The task ▸ Return all the entries word for word, minus the pictures.

Data under study ▸
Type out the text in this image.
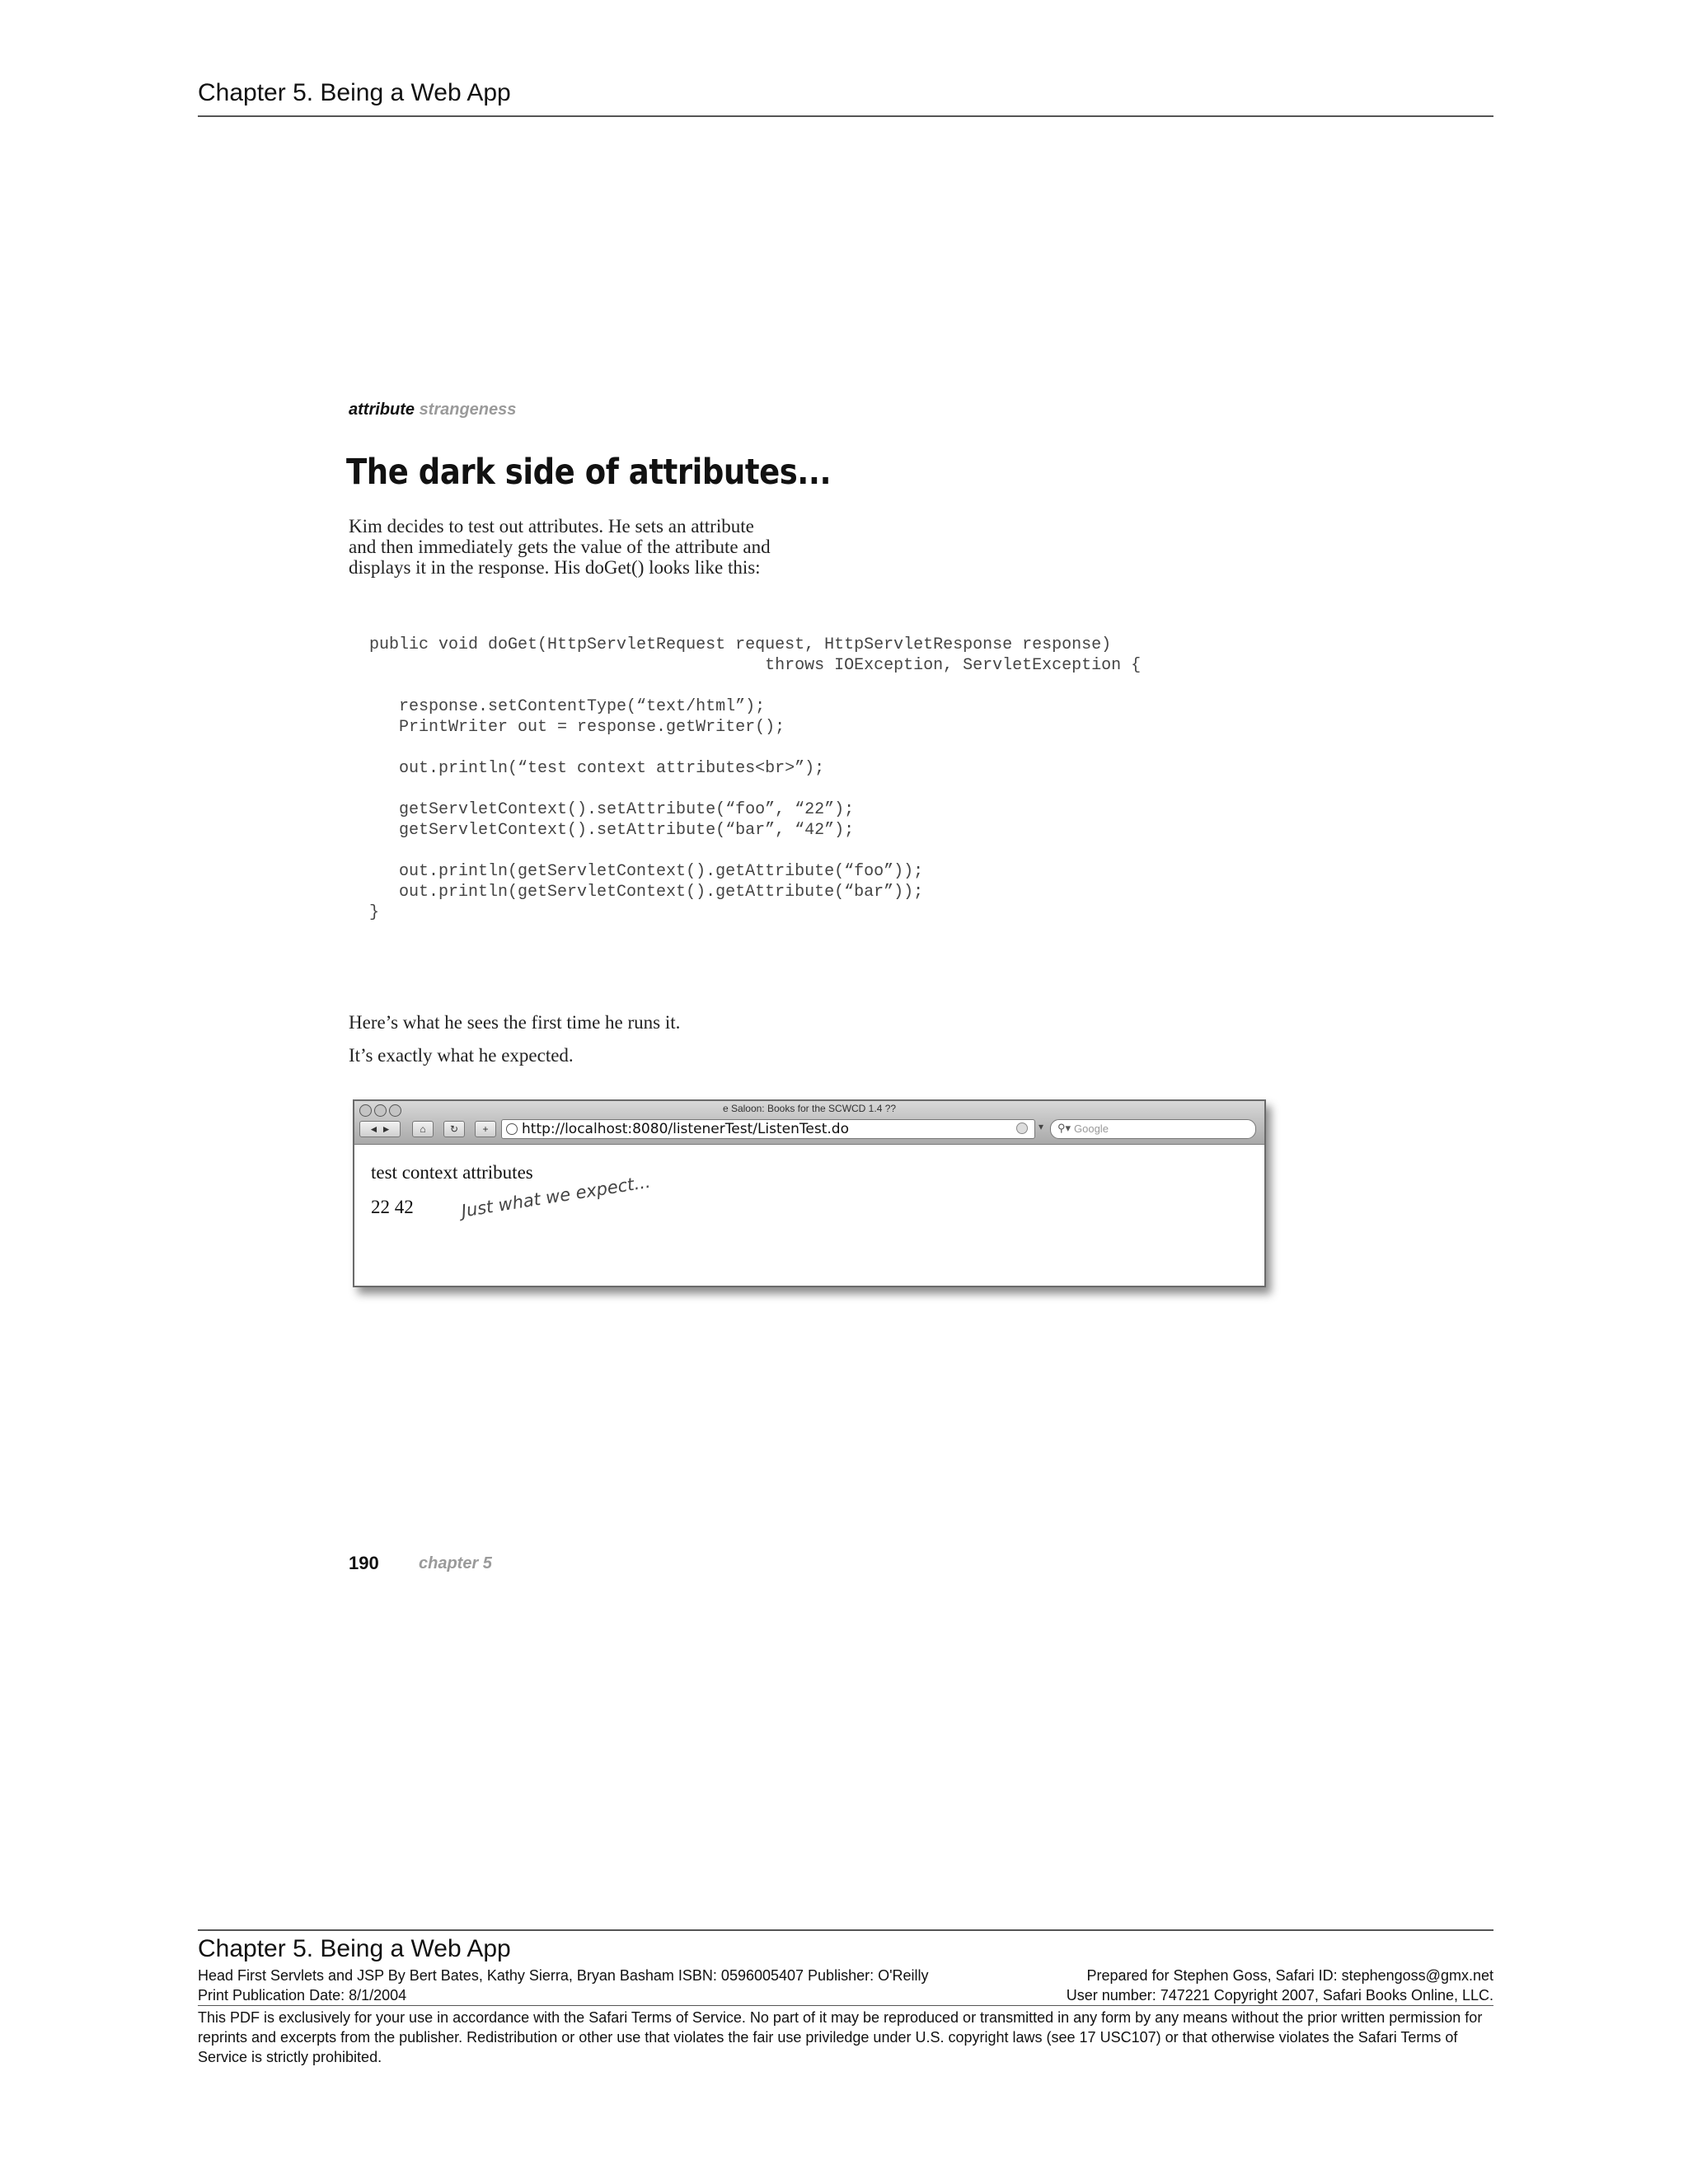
Chapter 5. Being a Web App
attribute strangeness
The dark side of attributes...
Kim decides to test out attributes. He sets an attribute
and then immediately gets the value of the attribute and
displays it in the response. His doGet() looks like this:
public void doGet(HttpServletRequest request, HttpServletResponse response)
throws IOException, ServletException {

response.setContentType(“text/html”);
PrintWriter out = response.getWriter();

out.println(“test context attributes<br>”);

getServletContext().setAttribute(“foo”, “22”);
getServletContext().setAttribute(“bar”, “42”);

out.println(getServletContext().getAttribute(“foo”));
out.println(getServletContext().getAttribute(“bar”));
}
Here’s what he sees the first time he runs it.
It’s exactly what he expected.
e Saloon: Books for the SCWCD 1.4 ??
◄ ►	⌂	↻	+	http://localhost:8080/listenerTest/ListenTest.do	▾ ⚲▾ Google
test context attributes
22 42	Just what we expect...
190 chapter 5
Chapter 5. Being a Web App
Head First Servlets and JSP By Bert Bates, Kathy Sierra, Bryan Basham ISBN: 0596005407 Publisher: O'Reilly	Prepared for Stephen Goss, Safari ID: stephengoss@gmx.net
Print Publication Date: 8/1/2004	User number: 747221 Copyright 2007, Safari Books Online, LLC.
This PDF is exclusively for your use in accordance with the Safari Terms of Service. No part of it may be reproduced or transmitted in any form by any means without the prior written permission for reprints and excerpts from the publisher. Redistribution or other use that violates the fair use priviledge under U.S. copyright laws (see 17 USC107) or that otherwise violates the Safari Terms of Service is strictly prohibited.
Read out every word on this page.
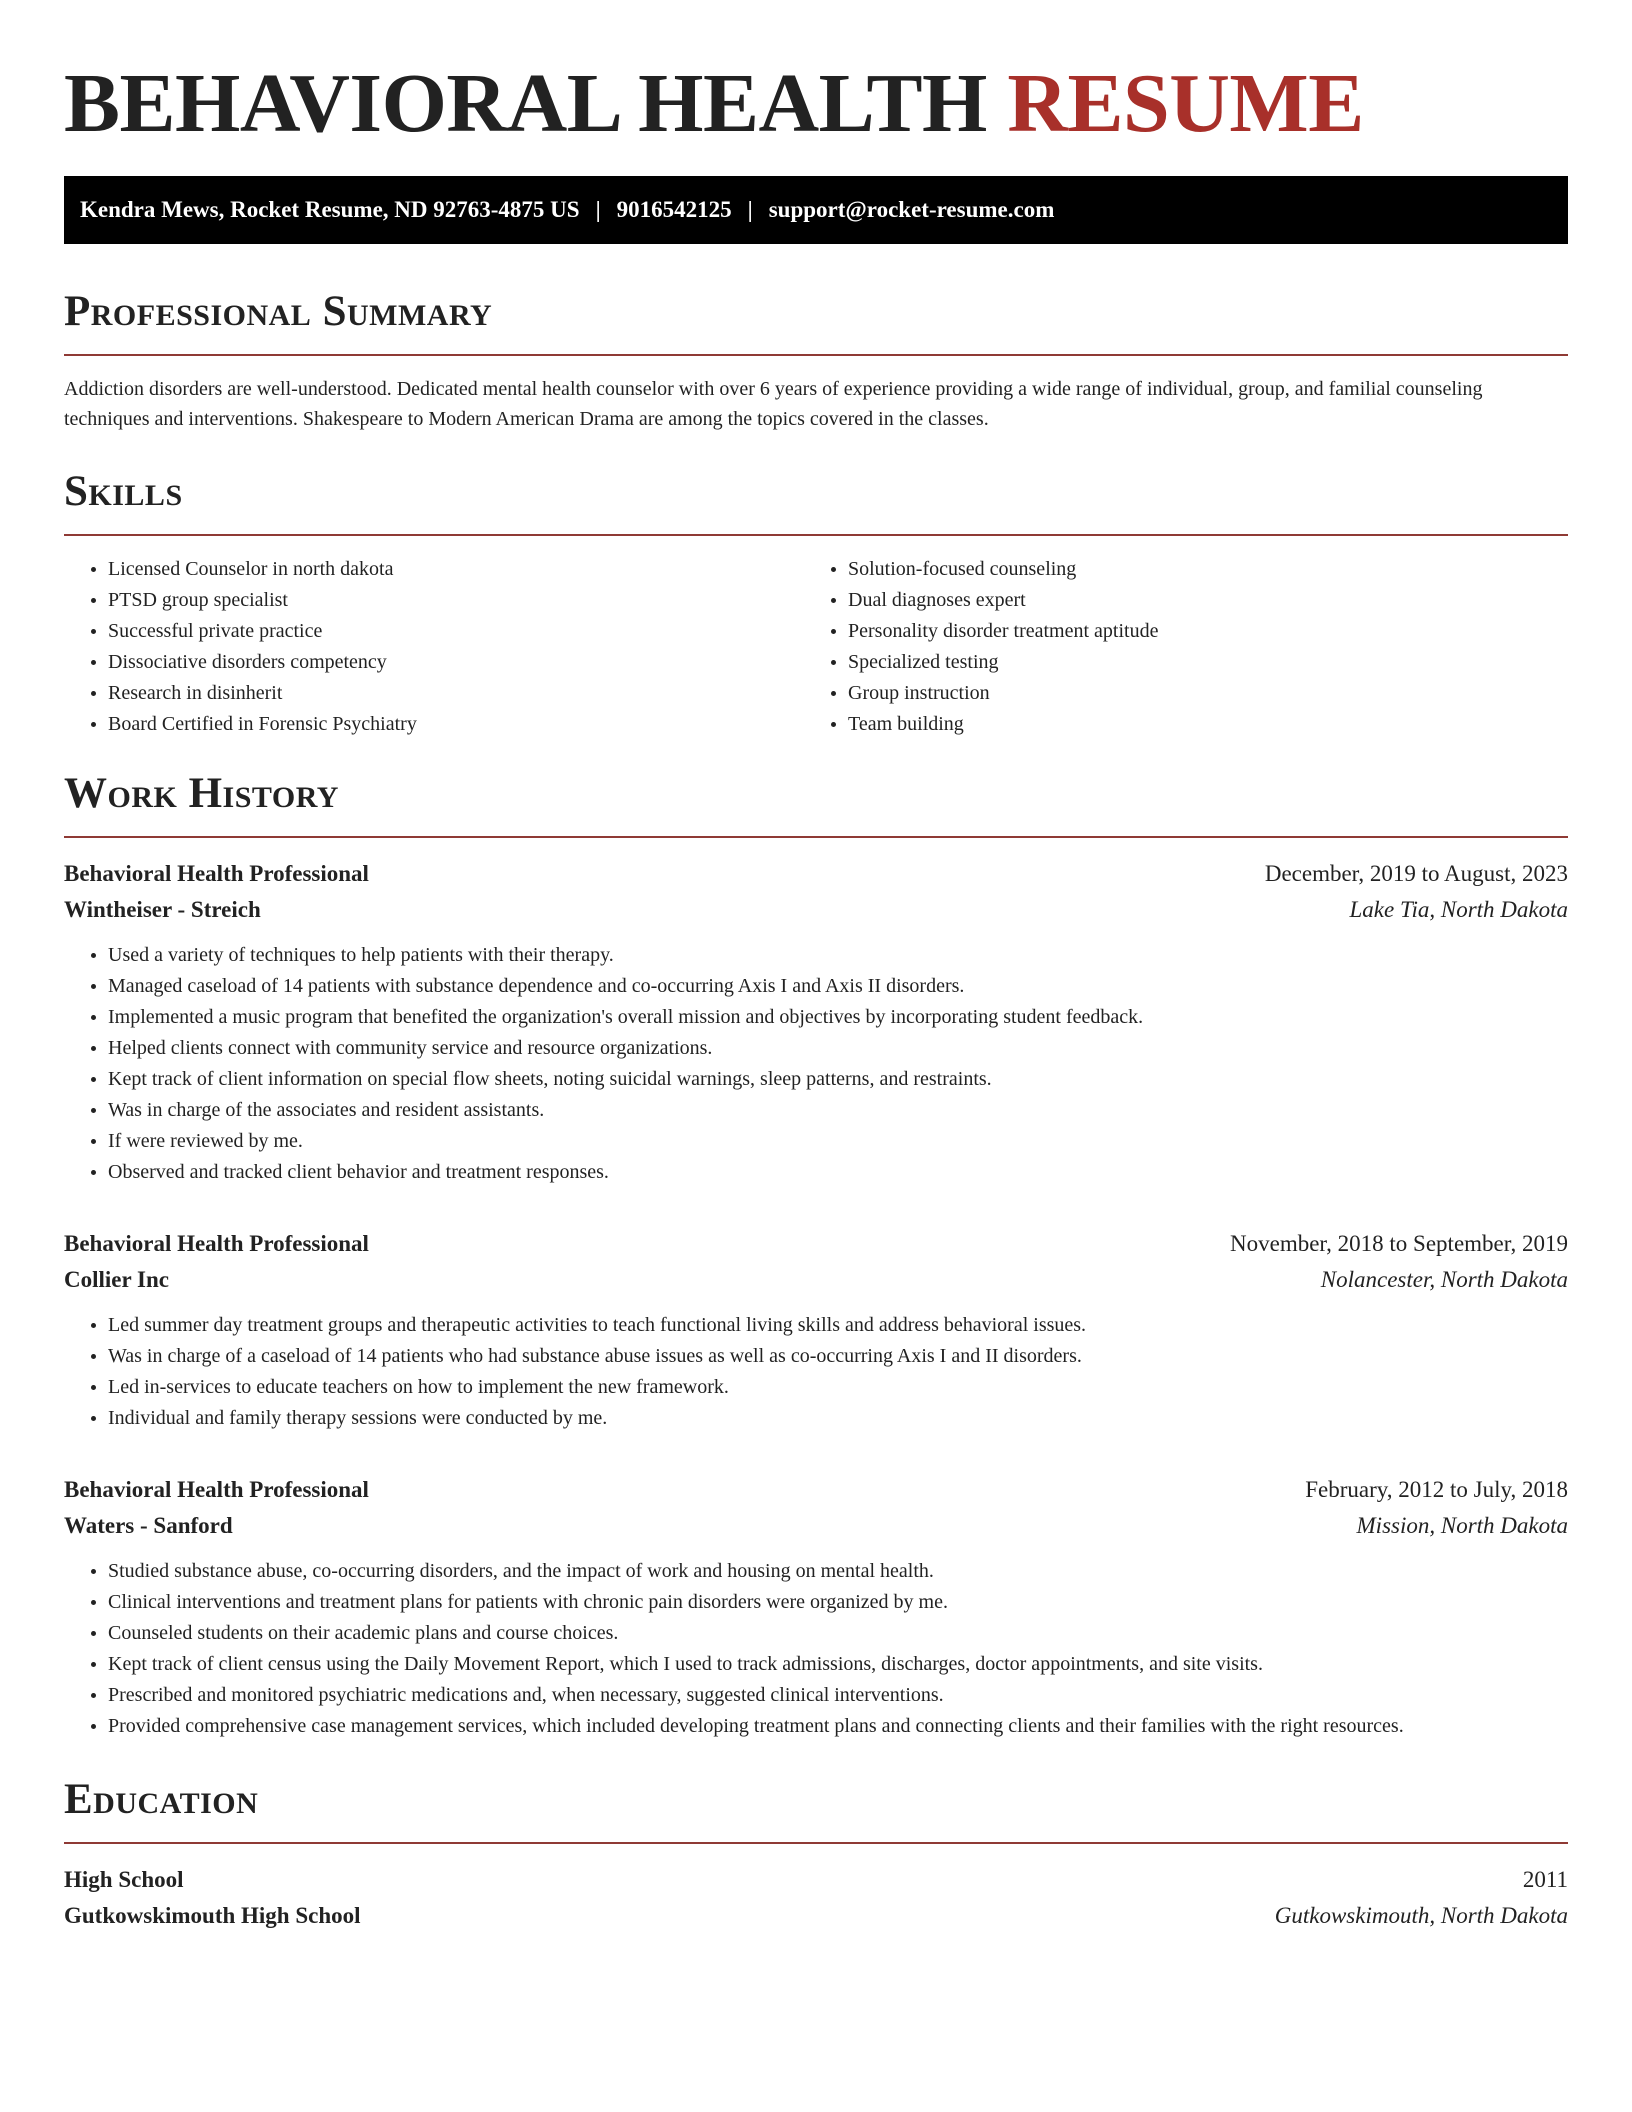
BEHAVIORAL HEALTH RESUME
Kendra Mews, Rocket Resume, ND 92763-4875 US | 9016542125 | support@rocket-resume.com
Professional Summary

Addiction disorders are well-understood. Dedicated mental health counselor with over 6 years of experience providing a wide range of individual, group, and familial counseling techniques and interventions. Shakespeare to Modern American Drama are among the topics covered in the classes.

Skills
• Licensed Counselor in north dakota
• PTSD group specialist
• Successful private practice
• Dissociative disorders competency
• Research in disinherit
• Board Certified in Forensic Psychiatry
• Solution-focused counseling
• Dual diagnoses expert
• Personality disorder treatment aptitude
• Specialized testing
• Group instruction
• Team building
Work History
Behavioral Health Professional	December, 2019 to August, 2023
Wintheiser - Streich	Lake Tia, North Dakota
• Used a variety of techniques to help patients with their therapy.
• Managed caseload of 14 patients with substance dependence and co-occurring Axis I and Axis II disorders.
• Implemented a music program that benefited the organization's overall mission and objectives by incorporating student feedback.
• Helped clients connect with community service and resource organizations.
• Kept track of client information on special flow sheets, noting suicidal warnings, sleep patterns, and restraints.
• Was in charge of the associates and resident assistants.
• If were reviewed by me.
• Observed and tracked client behavior and treatment responses.
Behavioral Health Professional	November, 2018 to September, 2019
Collier Inc	Nolancester, North Dakota
• Led summer day treatment groups and therapeutic activities to teach functional living skills and address behavioral issues.
• Was in charge of a caseload of 14 patients who had substance abuse issues as well as co-occurring Axis I and II disorders.
• Led in-services to educate teachers on how to implement the new framework.
• Individual and family therapy sessions were conducted by me.
Behavioral Health Professional	February, 2012 to July, 2018
Waters - Sanford	Mission, North Dakota
• Studied substance abuse, co-occurring disorders, and the impact of work and housing on mental health.
• Clinical interventions and treatment plans for patients with chronic pain disorders were organized by me.
• Counseled students on their academic plans and course choices.
• Kept track of client census using the Daily Movement Report, which I used to track admissions, discharges, doctor appointments, and site visits.
• Prescribed and monitored psychiatric medications and, when necessary, suggested clinical interventions.
• Provided comprehensive case management services, which included developing treatment plans and connecting clients and their families with the right resources.
Education
High School	2011
Gutkowskimouth High School	Gutkowskimouth, North Dakota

Result of this exercise ▸
Type out the text in this image.
Chapter 5. Being a Web App
attribute strangeness
The dark side of attributes...
Kim decides to test out attributes. He sets an attribute
and then immediately gets the value of the attribute and
displays it in the response. His doGet() looks like this:
public void doGet(HttpServletRequest request, HttpServletResponse response)
throws IOException, ServletException {

response.setContentType(“text/html”);
PrintWriter out = response.getWriter();

out.println(“test context attributes<br>”);

getServletContext().setAttribute(“foo”, “22”);
getServletContext().setAttribute(“bar”, “42”);

out.println(getServletContext().getAttribute(“foo”));
out.println(getServletContext().getAttribute(“bar”));
}
Here’s what he sees the first time he runs it.
It’s exactly what he expected.
e Saloon: Books for the SCWCD 1.4 ??
◄ ►	⌂	↻	+	http://localhost:8080/listenerTest/ListenTest.do	▾ ⚲▾ Google
test context attributes
22 42	Just what we expect...
190 chapter 5
Chapter 5. Being a Web App
Head First Servlets and JSP By Bert Bates, Kathy Sierra, Bryan Basham ISBN: 0596005407 Publisher: O'Reilly	Prepared for Stephen Goss, Safari ID: stephengoss@gmx.net
Print Publication Date: 8/1/2004	User number: 747221 Copyright 2007, Safari Books Online, LLC.
This PDF is exclusively for your use in accordance with the Safari Terms of Service. No part of it may be reproduced or transmitted in any form by any means without the prior written permission for reprints and excerpts from the publisher. Redistribution or other use that violates the fair use priviledge under U.S. copyright laws (see 17 USC107) or that otherwise violates the Safari Terms of Service is strictly prohibited.
Read out every word on this page.
BEHAVIORAL HEALTH RESUME
Kendra Mews, Rocket Resume, ND 92763-4875 US | 9016542125 | support@rocket-resume.com
Professional Summary

Addiction disorders are well-understood. Dedicated mental health counselor with over 6 years of experience providing a wide range of individual, group, and familial counseling techniques and interventions. Shakespeare to Modern American Drama are among the topics covered in the classes.

Skills
• Licensed Counselor in north dakota
• PTSD group specialist
• Successful private practice
• Dissociative disorders competency
• Research in disinherit
• Board Certified in Forensic Psychiatry
• Solution-focused counseling
• Dual diagnoses expert
• Personality disorder treatment aptitude
• Specialized testing
• Group instruction
• Team building
Work History
Behavioral Health Professional	December, 2019 to August, 2023
Wintheiser - Streich	Lake Tia, North Dakota
• Used a variety of techniques to help patients with their therapy.
• Managed caseload of 14 patients with substance dependence and co-occurring Axis I and Axis II disorders.
• Implemented a music program that benefited the organization's overall mission and objectives by incorporating student feedback.
• Helped clients connect with community service and resource organizations.
• Kept track of client information on special flow sheets, noting suicidal warnings, sleep patterns, and restraints.
• Was in charge of the associates and resident assistants.
• If were reviewed by me.
• Observed and tracked client behavior and treatment responses.
Behavioral Health Professional	November, 2018 to September, 2019
Collier Inc	Nolancester, North Dakota
• Led summer day treatment groups and therapeutic activities to teach functional living skills and address behavioral issues.
• Was in charge of a caseload of 14 patients who had substance abuse issues as well as co-occurring Axis I and II disorders.
• Led in-services to educate teachers on how to implement the new framework.
• Individual and family therapy sessions were conducted by me.
Behavioral Health Professional	February, 2012 to July, 2018
Waters - Sanford	Mission, North Dakota
• Studied substance abuse, co-occurring disorders, and the impact of work and housing on mental health.
• Clinical interventions and treatment plans for patients with chronic pain disorders were organized by me.
• Counseled students on their academic plans and course choices.
• Kept track of client census using the Daily Movement Report, which I used to track admissions, discharges, doctor appointments, and site visits.
• Prescribed and monitored psychiatric medications and, when necessary, suggested clinical interventions.
• Provided comprehensive case management services, which included developing treatment plans and connecting clients and their families with the right resources.
Education
High School	2011
Gutkowskimouth High School	Gutkowskimouth, North Dakota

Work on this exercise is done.